(A block of data)
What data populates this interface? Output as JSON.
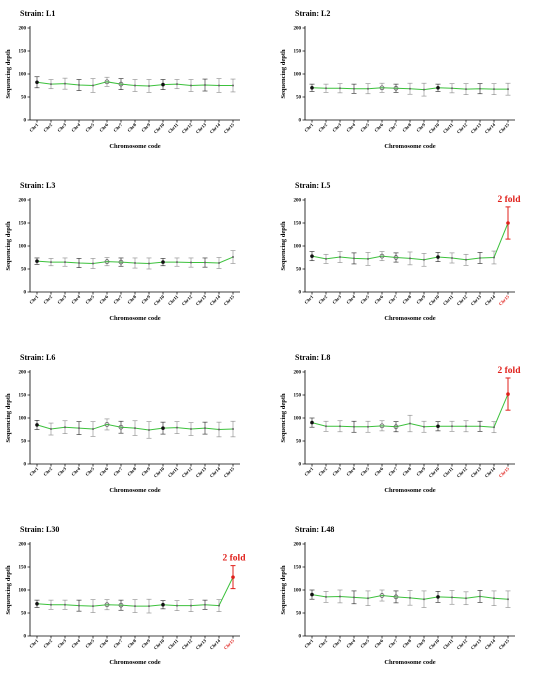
{
  "chart_data": [
    {
      "type": "line",
      "title": "Strain: L1",
      "xlabel": "Chromosome code",
      "ylabel": "Sequencing depth",
      "ylim": [
        0,
        200
      ],
      "yticks": [
        0,
        50,
        100,
        150,
        200
      ],
      "categories": [
        "Chr1",
        "Chr2",
        "Chr3",
        "Chr4",
        "Chr5",
        "Chr6",
        "Chr7",
        "Chr8",
        "Chr9",
        "Chr10",
        "Chr11",
        "Chr12",
        "Chr13",
        "Chr14",
        "Chr15"
      ],
      "values": [
        82,
        78,
        79,
        76,
        75,
        83,
        78,
        75,
        74,
        77,
        78,
        75,
        76,
        75,
        75
      ],
      "errors": [
        12,
        10,
        12,
        12,
        15,
        10,
        12,
        13,
        14,
        11,
        10,
        13,
        13,
        15,
        14
      ],
      "highlight_last": false,
      "annotation": "",
      "line_color": "#3cc13c"
    },
    {
      "type": "line",
      "title": "Strain: L2",
      "xlabel": "Chromosome code",
      "ylabel": "Sequencing depth",
      "ylim": [
        0,
        200
      ],
      "yticks": [
        0,
        50,
        100,
        150,
        200
      ],
      "categories": [
        "Chr1",
        "Chr2",
        "Chr3",
        "Chr4",
        "Chr5",
        "Chr6",
        "Chr7",
        "Chr8",
        "Chr9",
        "Chr10",
        "Chr11",
        "Chr12",
        "Chr13",
        "Chr14",
        "Chr15"
      ],
      "values": [
        70,
        69,
        69,
        68,
        68,
        70,
        69,
        68,
        66,
        70,
        69,
        67,
        68,
        67,
        67
      ],
      "errors": [
        8,
        9,
        10,
        10,
        11,
        10,
        9,
        12,
        14,
        8,
        10,
        12,
        11,
        12,
        13
      ],
      "highlight_last": false,
      "annotation": "",
      "line_color": "#3cc13c"
    },
    {
      "type": "line",
      "title": "Strain: L3",
      "xlabel": "Chromosome code",
      "ylabel": "Sequencing depth",
      "ylim": [
        0,
        200
      ],
      "yticks": [
        0,
        50,
        100,
        150,
        200
      ],
      "categories": [
        "Chr1",
        "Chr2",
        "Chr3",
        "Chr4",
        "Chr5",
        "Chr6",
        "Chr7",
        "Chr8",
        "Chr9",
        "Chr10",
        "Chr11",
        "Chr12",
        "Chr13",
        "Chr14",
        "Chr15"
      ],
      "values": [
        67,
        65,
        65,
        63,
        62,
        66,
        65,
        63,
        62,
        65,
        65,
        64,
        64,
        63,
        76
      ],
      "errors": [
        7,
        8,
        9,
        10,
        11,
        9,
        9,
        11,
        12,
        8,
        9,
        10,
        10,
        12,
        14
      ],
      "highlight_last": false,
      "annotation": "",
      "line_color": "#3cc13c"
    },
    {
      "type": "line",
      "title": "Strain: L5",
      "xlabel": "Chromosome code",
      "ylabel": "Sequencing depth",
      "ylim": [
        0,
        200
      ],
      "yticks": [
        0,
        50,
        100,
        150,
        200
      ],
      "categories": [
        "Chr1",
        "Chr2",
        "Chr3",
        "Chr4",
        "Chr5",
        "Chr6",
        "Chr7",
        "Chr8",
        "Chr9",
        "Chr10",
        "Chr11",
        "Chr12",
        "Chr13",
        "Chr14",
        "Chr15"
      ],
      "values": [
        78,
        72,
        76,
        73,
        72,
        78,
        75,
        73,
        70,
        76,
        74,
        70,
        74,
        75,
        150
      ],
      "errors": [
        10,
        10,
        12,
        12,
        14,
        10,
        10,
        14,
        14,
        10,
        11,
        12,
        12,
        14,
        35
      ],
      "highlight_last": true,
      "annotation": "2 fold",
      "line_color": "#3cc13c"
    },
    {
      "type": "line",
      "title": "Strain: L6",
      "xlabel": "Chromosome code",
      "ylabel": "Sequencing depth",
      "ylim": [
        0,
        200
      ],
      "yticks": [
        0,
        50,
        100,
        150,
        200
      ],
      "categories": [
        "Chr1",
        "Chr2",
        "Chr3",
        "Chr4",
        "Chr5",
        "Chr6",
        "Chr7",
        "Chr8",
        "Chr9",
        "Chr10",
        "Chr11",
        "Chr12",
        "Chr13",
        "Chr14",
        "Chr15"
      ],
      "values": [
        85,
        76,
        80,
        78,
        76,
        86,
        80,
        78,
        74,
        78,
        79,
        76,
        78,
        75,
        76
      ],
      "errors": [
        10,
        13,
        14,
        14,
        16,
        12,
        13,
        16,
        18,
        13,
        13,
        14,
        13,
        16,
        17
      ],
      "highlight_last": false,
      "annotation": "",
      "line_color": "#3cc13c"
    },
    {
      "type": "line",
      "title": "Strain: L8",
      "xlabel": "Chromosome code",
      "ylabel": "Sequencing depth",
      "ylim": [
        0,
        200
      ],
      "yticks": [
        0,
        50,
        100,
        150,
        200
      ],
      "categories": [
        "Chr1",
        "Chr2",
        "Chr3",
        "Chr4",
        "Chr5",
        "Chr6",
        "Chr7",
        "Chr8",
        "Chr9",
        "Chr10",
        "Chr11",
        "Chr12",
        "Chr13",
        "Chr14",
        "Chr15"
      ],
      "values": [
        90,
        82,
        82,
        81,
        81,
        83,
        81,
        88,
        81,
        82,
        82,
        82,
        82,
        80,
        152
      ],
      "errors": [
        10,
        11,
        12,
        12,
        12,
        11,
        11,
        18,
        12,
        10,
        11,
        12,
        11,
        12,
        35
      ],
      "highlight_last": true,
      "annotation": "2 fold",
      "line_color": "#3cc13c"
    },
    {
      "type": "line",
      "title": "Strain: L30",
      "xlabel": "Chromosome code",
      "ylabel": "Sequencing depth",
      "ylim": [
        0,
        200
      ],
      "yticks": [
        0,
        50,
        100,
        150,
        200
      ],
      "categories": [
        "Chr1",
        "Chr2",
        "Chr3",
        "Chr4",
        "Chr5",
        "Chr6",
        "Chr7",
        "Chr8",
        "Chr9",
        "Chr10",
        "Chr11",
        "Chr12",
        "Chr13",
        "Chr14",
        "Chr15"
      ],
      "values": [
        70,
        68,
        68,
        66,
        65,
        68,
        67,
        65,
        65,
        68,
        66,
        66,
        68,
        66,
        128
      ],
      "errors": [
        8,
        10,
        10,
        12,
        14,
        11,
        11,
        14,
        15,
        9,
        11,
        13,
        10,
        13,
        25
      ],
      "highlight_last": true,
      "annotation": "2 fold",
      "line_color": "#3cc13c"
    },
    {
      "type": "line",
      "title": "Strain: L48",
      "xlabel": "Chromosome code",
      "ylabel": "Sequencing depth",
      "ylim": [
        0,
        200
      ],
      "yticks": [
        0,
        50,
        100,
        150,
        200
      ],
      "categories": [
        "Chr1",
        "Chr2",
        "Chr3",
        "Chr4",
        "Chr5",
        "Chr6",
        "Chr7",
        "Chr8",
        "Chr9",
        "Chr10",
        "Chr11",
        "Chr12",
        "Chr13",
        "Chr14",
        "Chr15"
      ],
      "values": [
        90,
        85,
        86,
        84,
        82,
        88,
        85,
        83,
        80,
        85,
        84,
        82,
        86,
        82,
        80
      ],
      "errors": [
        10,
        12,
        14,
        14,
        16,
        12,
        13,
        16,
        18,
        12,
        15,
        14,
        13,
        16,
        18
      ],
      "highlight_last": false,
      "annotation": "",
      "line_color": "#3cc13c"
    }
  ]
}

▶ [Set task]
All entries are to be retyped exactly. Omit any embedded images.

▶ [Written response]
What data populates this interface? Output as JSON.
{
  "chart_data": [
    {
      "type": "line",
      "title": "Strain: L1",
      "xlabel": "Chromosome code",
      "ylabel": "Sequencing depth",
      "ylim": [
        0,
        200
      ],
      "yticks": [
        0,
        50,
        100,
        150,
        200
      ],
      "categories": [
        "Chr1",
        "Chr2",
        "Chr3",
        "Chr4",
        "Chr5",
        "Chr6",
        "Chr7",
        "Chr8",
        "Chr9",
        "Chr10",
        "Chr11",
        "Chr12",
        "Chr13",
        "Chr14",
        "Chr15"
      ],
      "values": [
        82,
        78,
        79,
        76,
        75,
        83,
        78,
        75,
        74,
        77,
        78,
        75,
        76,
        75,
        75
      ],
      "errors": [
        12,
        10,
        12,
        12,
        15,
        10,
        12,
        13,
        14,
        11,
        10,
        13,
        13,
        15,
        14
      ],
      "highlight_last": false,
      "annotation": "",
      "line_color": "#3cc13c"
    },
    {
      "type": "line",
      "title": "Strain: L2",
      "xlabel": "Chromosome code",
      "ylabel": "Sequencing depth",
      "ylim": [
        0,
        200
      ],
      "yticks": [
        0,
        50,
        100,
        150,
        200
      ],
      "categories": [
        "Chr1",
        "Chr2",
        "Chr3",
        "Chr4",
        "Chr5",
        "Chr6",
        "Chr7",
        "Chr8",
        "Chr9",
        "Chr10",
        "Chr11",
        "Chr12",
        "Chr13",
        "Chr14",
        "Chr15"
      ],
      "values": [
        70,
        69,
        69,
        68,
        68,
        70,
        69,
        68,
        66,
        70,
        69,
        67,
        68,
        67,
        67
      ],
      "errors": [
        8,
        9,
        10,
        10,
        11,
        10,
        9,
        12,
        14,
        8,
        10,
        12,
        11,
        12,
        13
      ],
      "highlight_last": false,
      "annotation": "",
      "line_color": "#3cc13c"
    },
    {
      "type": "line",
      "title": "Strain: L3",
      "xlabel": "Chromosome code",
      "ylabel": "Sequencing depth",
      "ylim": [
        0,
        200
      ],
      "yticks": [
        0,
        50,
        100,
        150,
        200
      ],
      "categories": [
        "Chr1",
        "Chr2",
        "Chr3",
        "Chr4",
        "Chr5",
        "Chr6",
        "Chr7",
        "Chr8",
        "Chr9",
        "Chr10",
        "Chr11",
        "Chr12",
        "Chr13",
        "Chr14",
        "Chr15"
      ],
      "values": [
        67,
        65,
        65,
        63,
        62,
        66,
        65,
        63,
        62,
        65,
        65,
        64,
        64,
        63,
        76
      ],
      "errors": [
        7,
        8,
        9,
        10,
        11,
        9,
        9,
        11,
        12,
        8,
        9,
        10,
        10,
        12,
        14
      ],
      "highlight_last": false,
      "annotation": "",
      "line_color": "#3cc13c"
    },
    {
      "type": "line",
      "title": "Strain: L5",
      "xlabel": "Chromosome code",
      "ylabel": "Sequencing depth",
      "ylim": [
        0,
        200
      ],
      "yticks": [
        0,
        50,
        100,
        150,
        200
      ],
      "categories": [
        "Chr1",
        "Chr2",
        "Chr3",
        "Chr4",
        "Chr5",
        "Chr6",
        "Chr7",
        "Chr8",
        "Chr9",
        "Chr10",
        "Chr11",
        "Chr12",
        "Chr13",
        "Chr14",
        "Chr15"
      ],
      "values": [
        78,
        72,
        76,
        73,
        72,
        78,
        75,
        73,
        70,
        76,
        74,
        70,
        74,
        75,
        150
      ],
      "errors": [
        10,
        10,
        12,
        12,
        14,
        10,
        10,
        14,
        14,
        10,
        11,
        12,
        12,
        14,
        35
      ],
      "highlight_last": true,
      "annotation": "2 fold",
      "line_color": "#3cc13c"
    },
    {
      "type": "line",
      "title": "Strain: L6",
      "xlabel": "Chromosome code",
      "ylabel": "Sequencing depth",
      "ylim": [
        0,
        200
      ],
      "yticks": [
        0,
        50,
        100,
        150,
        200
      ],
      "categories": [
        "Chr1",
        "Chr2",
        "Chr3",
        "Chr4",
        "Chr5",
        "Chr6",
        "Chr7",
        "Chr8",
        "Chr9",
        "Chr10",
        "Chr11",
        "Chr12",
        "Chr13",
        "Chr14",
        "Chr15"
      ],
      "values": [
        85,
        76,
        80,
        78,
        76,
        86,
        80,
        78,
        74,
        78,
        79,
        76,
        78,
        75,
        76
      ],
      "errors": [
        10,
        13,
        14,
        14,
        16,
        12,
        13,
        16,
        18,
        13,
        13,
        14,
        13,
        16,
        17
      ],
      "highlight_last": false,
      "annotation": "",
      "line_color": "#3cc13c"
    },
    {
      "type": "line",
      "title": "Strain: L8",
      "xlabel": "Chromosome code",
      "ylabel": "Sequencing depth",
      "ylim": [
        0,
        200
      ],
      "yticks": [
        0,
        50,
        100,
        150,
        200
      ],
      "categories": [
        "Chr1",
        "Chr2",
        "Chr3",
        "Chr4",
        "Chr5",
        "Chr6",
        "Chr7",
        "Chr8",
        "Chr9",
        "Chr10",
        "Chr11",
        "Chr12",
        "Chr13",
        "Chr14",
        "Chr15"
      ],
      "values": [
        90,
        82,
        82,
        81,
        81,
        83,
        81,
        88,
        81,
        82,
        82,
        82,
        82,
        80,
        152
      ],
      "errors": [
        10,
        11,
        12,
        12,
        12,
        11,
        11,
        18,
        12,
        10,
        11,
        12,
        11,
        12,
        35
      ],
      "highlight_last": true,
      "annotation": "2 fold",
      "line_color": "#3cc13c"
    },
    {
      "type": "line",
      "title": "Strain: L30",
      "xlabel": "Chromosome code",
      "ylabel": "Sequencing depth",
      "ylim": [
        0,
        200
      ],
      "yticks": [
        0,
        50,
        100,
        150,
        200
      ],
      "categories": [
        "Chr1",
        "Chr2",
        "Chr3",
        "Chr4",
        "Chr5",
        "Chr6",
        "Chr7",
        "Chr8",
        "Chr9",
        "Chr10",
        "Chr11",
        "Chr12",
        "Chr13",
        "Chr14",
        "Chr15"
      ],
      "values": [
        70,
        68,
        68,
        66,
        65,
        68,
        67,
        65,
        65,
        68,
        66,
        66,
        68,
        66,
        128
      ],
      "errors": [
        8,
        10,
        10,
        12,
        14,
        11,
        11,
        14,
        15,
        9,
        11,
        13,
        10,
        13,
        25
      ],
      "highlight_last": true,
      "annotation": "2 fold",
      "line_color": "#3cc13c"
    },
    {
      "type": "line",
      "title": "Strain: L48",
      "xlabel": "Chromosome code",
      "ylabel": "Sequencing depth",
      "ylim": [
        0,
        200
      ],
      "yticks": [
        0,
        50,
        100,
        150,
        200
      ],
      "categories": [
        "Chr1",
        "Chr2",
        "Chr3",
        "Chr4",
        "Chr5",
        "Chr6",
        "Chr7",
        "Chr8",
        "Chr9",
        "Chr10",
        "Chr11",
        "Chr12",
        "Chr13",
        "Chr14",
        "Chr15"
      ],
      "values": [
        90,
        85,
        86,
        84,
        82,
        88,
        85,
        83,
        80,
        85,
        84,
        82,
        86,
        82,
        80
      ],
      "errors": [
        10,
        12,
        14,
        14,
        16,
        12,
        13,
        16,
        18,
        12,
        15,
        14,
        13,
        16,
        18
      ],
      "highlight_last": false,
      "annotation": "",
      "line_color": "#3cc13c"
    }
  ]
}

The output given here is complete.